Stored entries
--- BEGIN ---

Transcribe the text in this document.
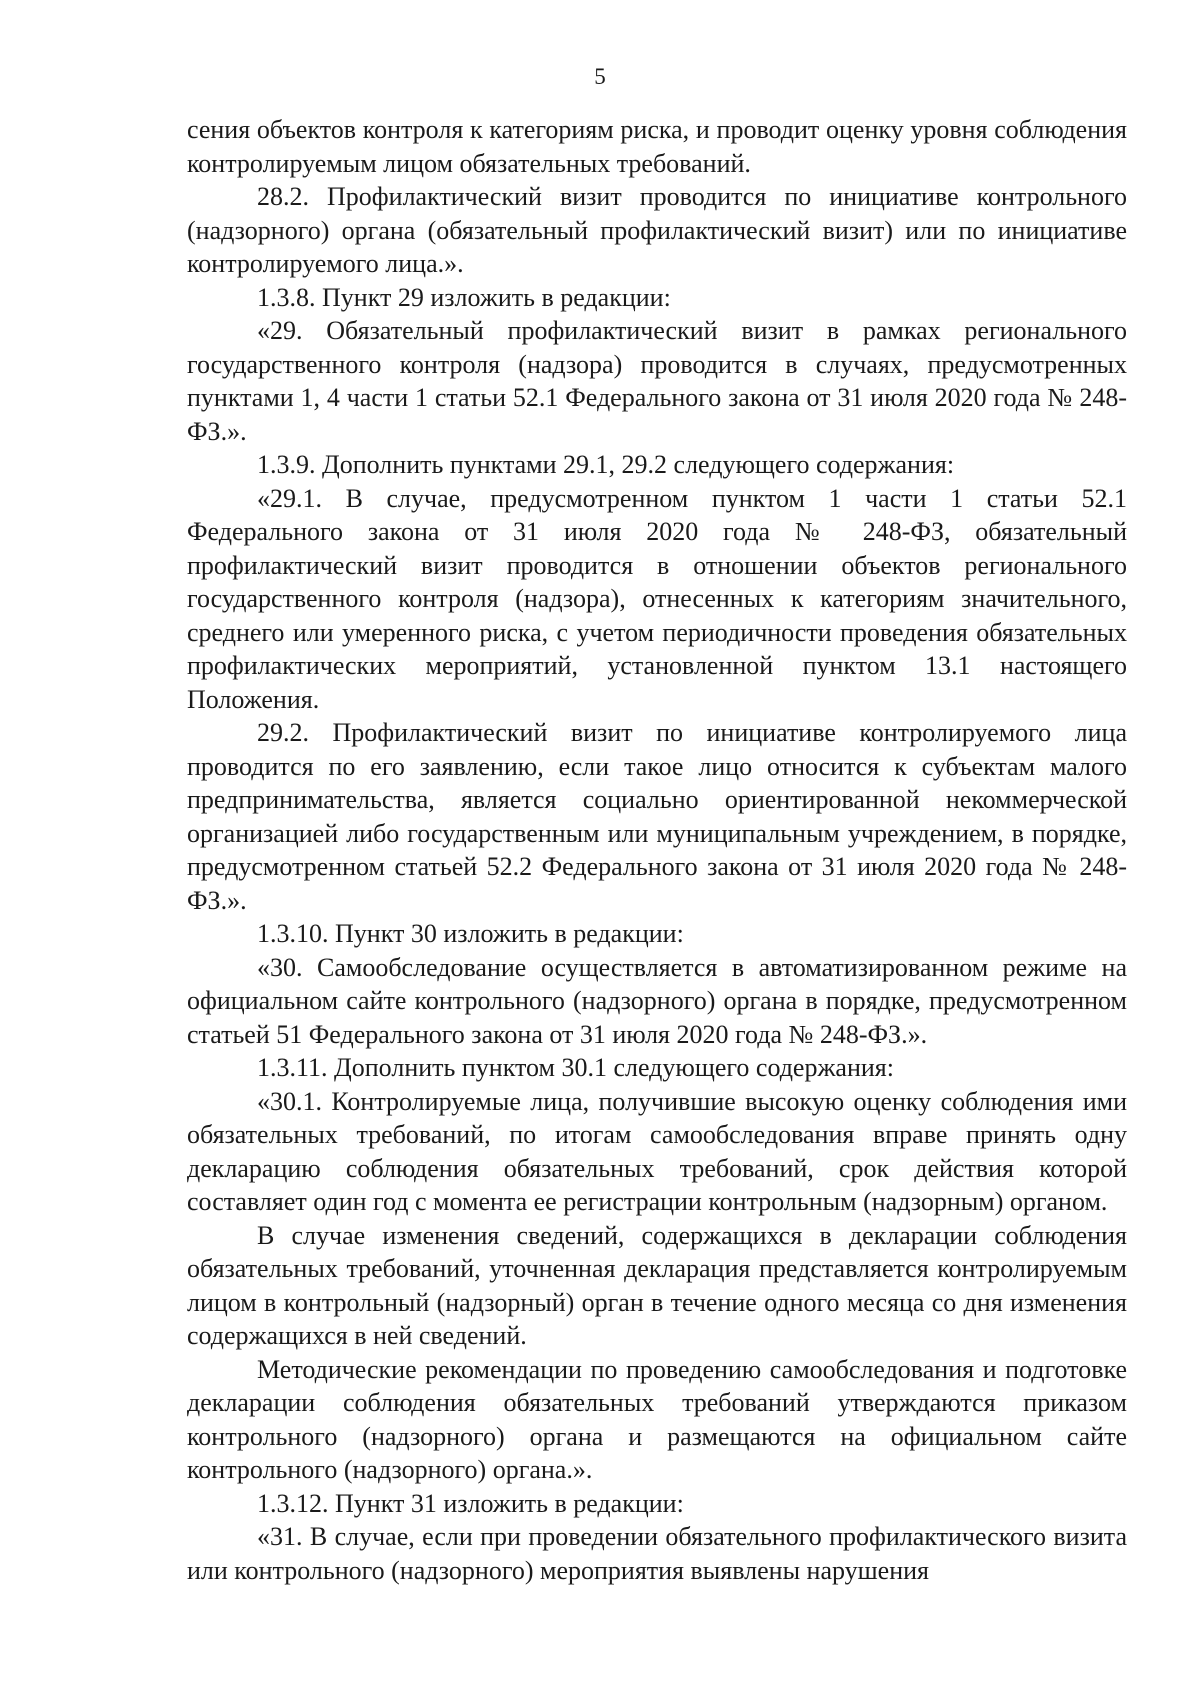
5

сения объектов контроля к категориям риска, и проводит оценку уровня соблюдения контролируемым лицом обязательных требований.

28.2. Профилактический визит проводится по инициативе контрольного (надзорного) органа (обязательный профилактический визит) или по инициативе контролируемого лица.».

1.3.8. Пункт 29 изложить в редакции:

«29. Обязательный профилактический визит в рамках регионального государственного контроля (надзора) проводится в случаях, предусмотренных пунктами 1, 4 части 1 статьи 52.1 Федерального закона от 31 июля 2020 года № 248-ФЗ.».

1.3.9. Дополнить пунктами 29.1, 29.2 следующего содержания:

«29.1. В случае, предусмотренном пунктом 1 части 1 статьи 52.1 Федерального закона от 31 июля 2020 года № 248-ФЗ, обязательный профилактический визит проводится в отношении объектов регионального государственного контроля (надзора), отнесенных к категориям значительного, среднего или умеренного риска, с учетом периодичности проведения обязательных профилактических мероприятий, установленной пунктом 13.1 настоящего Положения.

29.2. Профилактический визит по инициативе контролируемого лица проводится по его заявлению, если такое лицо относится к субъектам малого предпринимательства, является социально ориентированной некоммерческой организацией либо государственным или муниципальным учреждением, в порядке, предусмотренном статьей 52.2 Федерального закона от 31 июля 2020 года № 248-ФЗ.».

1.3.10. Пункт 30 изложить в редакции:

«30. Самообследование осуществляется в автоматизированном режиме на официальном сайте контрольного (надзорного) органа в порядке, предусмотренном статьей 51 Федерального закона от 31 июля 2020 года № 248-ФЗ.».

1.3.11. Дополнить пунктом 30.1 следующего содержания:

«30.1. Контролируемые лица, получившие высокую оценку соблюдения ими обязательных требований, по итогам самообследования вправе принять одну декларацию соблюдения обязательных требований, срок действия которой составляет один год с момента ее регистрации контрольным (надзорным) органом.

В случае изменения сведений, содержащихся в декларации соблюдения обязательных требований, уточненная декларация представляется контролируемым лицом в контрольный (надзорный) орган в течение одного месяца со дня изменения содержащихся в ней сведений.

Методические рекомендации по проведению самообследования и подготовке декларации соблюдения обязательных требований утверждаются приказом контрольного (надзорного) органа и размещаются на официальном сайте контрольного (надзорного) органа.».

1.3.12. Пункт 31 изложить в редакции:

«31. В случае, если при проведении обязательного профилактического визита или контрольного (надзорного) мероприятия выявлены нарушения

--- END ---

Retype the whole listing, keeping every line identical and omitting all pictures.

• **TASK ANSWER**:
Transcribe the text in this document.
5

сения объектов контроля к категориям риска, и проводит оценку уровня соблюдения контролируемым лицом обязательных требований.

28.2. Профилактический визит проводится по инициативе контрольного (надзорного) органа (обязательный профилактический визит) или по инициативе контролируемого лица.».

1.3.8. Пункт 29 изложить в редакции:

«29. Обязательный профилактический визит в рамках регионального государственного контроля (надзора) проводится в случаях, предусмотренных пунктами 1, 4 части 1 статьи 52.1 Федерального закона от 31 июля 2020 года № 248-ФЗ.».

1.3.9. Дополнить пунктами 29.1, 29.2 следующего содержания:

«29.1. В случае, предусмотренном пунктом 1 части 1 статьи 52.1 Федерального закона от 31 июля 2020 года № 248-ФЗ, обязательный профилактический визит проводится в отношении объектов регионального государственного контроля (надзора), отнесенных к категориям значительного, среднего или умеренного риска, с учетом периодичности проведения обязательных профилактических мероприятий, установленной пунктом 13.1 настоящего Положения.

29.2. Профилактический визит по инициативе контролируемого лица проводится по его заявлению, если такое лицо относится к субъектам малого предпринимательства, является социально ориентированной некоммерческой организацией либо государственным или муниципальным учреждением, в порядке, предусмотренном статьей 52.2 Федерального закона от 31 июля 2020 года № 248-ФЗ.».

1.3.10. Пункт 30 изложить в редакции:

«30. Самообследование осуществляется в автоматизированном режиме на официальном сайте контрольного (надзорного) органа в порядке, предусмотренном статьей 51 Федерального закона от 31 июля 2020 года № 248-ФЗ.».

1.3.11. Дополнить пунктом 30.1 следующего содержания:

«30.1. Контролируемые лица, получившие высокую оценку соблюдения ими обязательных требований, по итогам самообследования вправе принять одну декларацию соблюдения обязательных требований, срок действия которой составляет один год с момента ее регистрации контрольным (надзорным) органом.

В случае изменения сведений, содержащихся в декларации соблюдения обязательных требований, уточненная декларация представляется контролируемым лицом в контрольный (надзорный) орган в течение одного месяца со дня изменения содержащихся в ней сведений.

Методические рекомендации по проведению самообследования и подготовке декларации соблюдения обязательных требований утверждаются приказом контрольного (надзорного) органа и размещаются на официальном сайте контрольного (надзорного) органа.».

1.3.12. Пункт 31 изложить в редакции:

«31. В случае, если при проведении обязательного профилактического визита или контрольного (надзорного) мероприятия выявлены нарушения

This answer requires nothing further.